### TASK OBJECTIVE:
Exact repetition of every entry is required.

++++ MATERIAL FOR THIS EXERCISE

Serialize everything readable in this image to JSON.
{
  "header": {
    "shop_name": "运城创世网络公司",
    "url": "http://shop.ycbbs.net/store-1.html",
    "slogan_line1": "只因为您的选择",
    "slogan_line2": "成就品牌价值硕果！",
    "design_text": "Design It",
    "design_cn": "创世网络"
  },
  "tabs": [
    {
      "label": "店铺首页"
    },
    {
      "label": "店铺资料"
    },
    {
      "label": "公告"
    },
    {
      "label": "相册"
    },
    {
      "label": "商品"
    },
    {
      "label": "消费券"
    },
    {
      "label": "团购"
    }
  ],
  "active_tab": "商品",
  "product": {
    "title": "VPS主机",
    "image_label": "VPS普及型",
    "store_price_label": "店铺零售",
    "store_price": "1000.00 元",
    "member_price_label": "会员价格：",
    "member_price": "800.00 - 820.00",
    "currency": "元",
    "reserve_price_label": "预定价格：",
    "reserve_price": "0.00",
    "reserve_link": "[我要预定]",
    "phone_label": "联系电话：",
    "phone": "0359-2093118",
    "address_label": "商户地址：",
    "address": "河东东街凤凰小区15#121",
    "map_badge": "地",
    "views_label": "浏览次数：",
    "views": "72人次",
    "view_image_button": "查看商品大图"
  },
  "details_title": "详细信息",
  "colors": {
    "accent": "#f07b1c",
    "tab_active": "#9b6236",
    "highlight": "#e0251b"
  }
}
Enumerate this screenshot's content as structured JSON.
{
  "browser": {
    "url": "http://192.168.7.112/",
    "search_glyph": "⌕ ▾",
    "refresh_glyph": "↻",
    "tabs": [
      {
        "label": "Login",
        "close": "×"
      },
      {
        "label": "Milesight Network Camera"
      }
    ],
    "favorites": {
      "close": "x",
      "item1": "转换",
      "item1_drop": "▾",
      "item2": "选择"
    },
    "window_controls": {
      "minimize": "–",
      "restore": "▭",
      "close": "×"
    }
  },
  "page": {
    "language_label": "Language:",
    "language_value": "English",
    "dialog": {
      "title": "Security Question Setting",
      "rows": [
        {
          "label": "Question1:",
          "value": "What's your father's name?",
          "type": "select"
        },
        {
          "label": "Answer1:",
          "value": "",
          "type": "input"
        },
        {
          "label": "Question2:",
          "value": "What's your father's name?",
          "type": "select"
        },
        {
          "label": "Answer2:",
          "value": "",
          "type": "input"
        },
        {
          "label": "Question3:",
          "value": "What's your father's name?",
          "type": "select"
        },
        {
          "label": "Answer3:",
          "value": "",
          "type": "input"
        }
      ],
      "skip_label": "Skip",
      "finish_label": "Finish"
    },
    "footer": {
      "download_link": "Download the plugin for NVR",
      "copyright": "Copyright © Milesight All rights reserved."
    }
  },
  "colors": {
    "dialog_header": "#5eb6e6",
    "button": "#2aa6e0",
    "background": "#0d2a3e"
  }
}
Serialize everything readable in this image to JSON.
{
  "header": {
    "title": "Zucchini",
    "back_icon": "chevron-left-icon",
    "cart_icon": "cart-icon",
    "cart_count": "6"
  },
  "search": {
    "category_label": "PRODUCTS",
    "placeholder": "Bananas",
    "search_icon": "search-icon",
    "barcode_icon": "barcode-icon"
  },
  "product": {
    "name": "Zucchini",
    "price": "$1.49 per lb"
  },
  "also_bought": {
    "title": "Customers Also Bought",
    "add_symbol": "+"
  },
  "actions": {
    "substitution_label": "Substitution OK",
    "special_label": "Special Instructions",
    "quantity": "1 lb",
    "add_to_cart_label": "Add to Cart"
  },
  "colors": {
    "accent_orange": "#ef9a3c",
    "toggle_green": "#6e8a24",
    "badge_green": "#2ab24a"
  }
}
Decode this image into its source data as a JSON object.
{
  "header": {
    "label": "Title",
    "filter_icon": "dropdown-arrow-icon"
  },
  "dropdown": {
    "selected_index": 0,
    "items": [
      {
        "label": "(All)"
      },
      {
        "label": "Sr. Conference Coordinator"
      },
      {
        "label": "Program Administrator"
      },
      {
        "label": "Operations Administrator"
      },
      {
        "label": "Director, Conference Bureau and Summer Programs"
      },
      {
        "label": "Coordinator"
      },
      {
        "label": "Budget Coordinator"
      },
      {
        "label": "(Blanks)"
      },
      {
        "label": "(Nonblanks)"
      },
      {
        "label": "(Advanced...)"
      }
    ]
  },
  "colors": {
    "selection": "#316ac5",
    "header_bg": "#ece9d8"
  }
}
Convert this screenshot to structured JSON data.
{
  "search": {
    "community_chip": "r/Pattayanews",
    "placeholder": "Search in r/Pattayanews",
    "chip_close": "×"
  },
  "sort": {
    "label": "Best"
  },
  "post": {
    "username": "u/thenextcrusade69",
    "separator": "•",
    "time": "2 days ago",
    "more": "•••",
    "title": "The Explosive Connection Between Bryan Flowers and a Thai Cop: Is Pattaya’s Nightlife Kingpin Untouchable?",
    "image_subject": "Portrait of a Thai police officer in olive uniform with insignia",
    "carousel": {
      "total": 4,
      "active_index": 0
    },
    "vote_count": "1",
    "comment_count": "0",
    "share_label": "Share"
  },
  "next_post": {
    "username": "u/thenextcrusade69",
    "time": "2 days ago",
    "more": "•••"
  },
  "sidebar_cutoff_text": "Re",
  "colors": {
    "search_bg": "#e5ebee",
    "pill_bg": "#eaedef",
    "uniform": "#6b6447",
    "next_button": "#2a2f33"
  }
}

++++++++

### CORRECT RESPONSE:
Serialize everything readable in this image to JSON.
{
  "header": {
    "shop_name": "运城创世网络公司",
    "url": "http://shop.ycbbs.net/store-1.html",
    "slogan_line1": "只因为您的选择",
    "slogan_line2": "成就品牌价值硕果！",
    "design_text": "Design It",
    "design_cn": "创世网络"
  },
  "tabs": [
    {
      "label": "店铺首页"
    },
    {
      "label": "店铺资料"
    },
    {
      "label": "公告"
    },
    {
      "label": "相册"
    },
    {
      "label": "商品"
    },
    {
      "label": "消费券"
    },
    {
      "label": "团购"
    }
  ],
  "active_tab": "商品",
  "product": {
    "title": "VPS主机",
    "image_label": "VPS普及型",
    "store_price_label": "店铺零售",
    "store_price": "1000.00 元",
    "member_price_label": "会员价格：",
    "member_price": "800.00 - 820.00",
    "currency": "元",
    "reserve_price_label": "预定价格：",
    "reserve_price": "0.00",
    "reserve_link": "[我要预定]",
    "phone_label": "联系电话：",
    "phone": "0359-2093118",
    "address_label": "商户地址：",
    "address": "河东东街凤凰小区15#121",
    "map_badge": "地",
    "views_label": "浏览次数：",
    "views": "72人次",
    "view_image_button": "查看商品大图"
  },
  "details_title": "详细信息",
  "colors": {
    "accent": "#f07b1c",
    "tab_active": "#9b6236",
    "highlight": "#e0251b"
  }
}
Enumerate this screenshot's content as structured JSON.
{
  "browser": {
    "url": "http://192.168.7.112/",
    "search_glyph": "⌕ ▾",
    "refresh_glyph": "↻",
    "tabs": [
      {
        "label": "Login",
        "close": "×"
      },
      {
        "label": "Milesight Network Camera"
      }
    ],
    "favorites": {
      "close": "x",
      "item1": "转换",
      "item1_drop": "▾",
      "item2": "选择"
    },
    "window_controls": {
      "minimize": "–",
      "restore": "▭",
      "close": "×"
    }
  },
  "page": {
    "language_label": "Language:",
    "language_value": "English",
    "dialog": {
      "title": "Security Question Setting",
      "rows": [
        {
          "label": "Question1:",
          "value": "What's your father's name?",
          "type": "select"
        },
        {
          "label": "Answer1:",
          "value": "",
          "type": "input"
        },
        {
          "label": "Question2:",
          "value": "What's your father's name?",
          "type": "select"
        },
        {
          "label": "Answer2:",
          "value": "",
          "type": "input"
        },
        {
          "label": "Question3:",
          "value": "What's your father's name?",
          "type": "select"
        },
        {
          "label": "Answer3:",
          "value": "",
          "type": "input"
        }
      ],
      "skip_label": "Skip",
      "finish_label": "Finish"
    },
    "footer": {
      "download_link": "Download the plugin for NVR",
      "copyright": "Copyright © Milesight All rights reserved."
    }
  },
  "colors": {
    "dialog_header": "#5eb6e6",
    "button": "#2aa6e0",
    "background": "#0d2a3e"
  }
}
Serialize everything readable in this image to JSON.
{
  "header": {
    "title": "Zucchini",
    "back_icon": "chevron-left-icon",
    "cart_icon": "cart-icon",
    "cart_count": "6"
  },
  "search": {
    "category_label": "PRODUCTS",
    "placeholder": "Bananas",
    "search_icon": "search-icon",
    "barcode_icon": "barcode-icon"
  },
  "product": {
    "name": "Zucchini",
    "price": "$1.49 per lb"
  },
  "also_bought": {
    "title": "Customers Also Bought",
    "add_symbol": "+"
  },
  "actions": {
    "substitution_label": "Substitution OK",
    "special_label": "Special Instructions",
    "quantity": "1 lb",
    "add_to_cart_label": "Add to Cart"
  },
  "colors": {
    "accent_orange": "#ef9a3c",
    "toggle_green": "#6e8a24",
    "badge_green": "#2ab24a"
  }
}
Decode this image into its source data as a JSON object.
{
  "header": {
    "label": "Title",
    "filter_icon": "dropdown-arrow-icon"
  },
  "dropdown": {
    "selected_index": 0,
    "items": [
      {
        "label": "(All)"
      },
      {
        "label": "Sr. Conference Coordinator"
      },
      {
        "label": "Program Administrator"
      },
      {
        "label": "Operations Administrator"
      },
      {
        "label": "Director, Conference Bureau and Summer Programs"
      },
      {
        "label": "Coordinator"
      },
      {
        "label": "Budget Coordinator"
      },
      {
        "label": "(Blanks)"
      },
      {
        "label": "(Nonblanks)"
      },
      {
        "label": "(Advanced...)"
      }
    ]
  },
  "colors": {
    "selection": "#316ac5",
    "header_bg": "#ece9d8"
  }
}
Convert this screenshot to structured JSON data.
{
  "search": {
    "community_chip": "r/Pattayanews",
    "placeholder": "Search in r/Pattayanews",
    "chip_close": "×"
  },
  "sort": {
    "label": "Best"
  },
  "post": {
    "username": "u/thenextcrusade69",
    "separator": "•",
    "time": "2 days ago",
    "more": "•••",
    "title": "The Explosive Connection Between Bryan Flowers and a Thai Cop: Is Pattaya’s Nightlife Kingpin Untouchable?",
    "image_subject": "Portrait of a Thai police officer in olive uniform with insignia",
    "carousel": {
      "total": 4,
      "active_index": 0
    },
    "vote_count": "1",
    "comment_count": "0",
    "share_label": "Share"
  },
  "next_post": {
    "username": "u/thenextcrusade69",
    "time": "2 days ago",
    "more": "•••"
  },
  "sidebar_cutoff_text": "Re",
  "colors": {
    "search_bg": "#e5ebee",
    "pill_bg": "#eaedef",
    "uniform": "#6b6447",
    "next_button": "#2a2f33"
  }
}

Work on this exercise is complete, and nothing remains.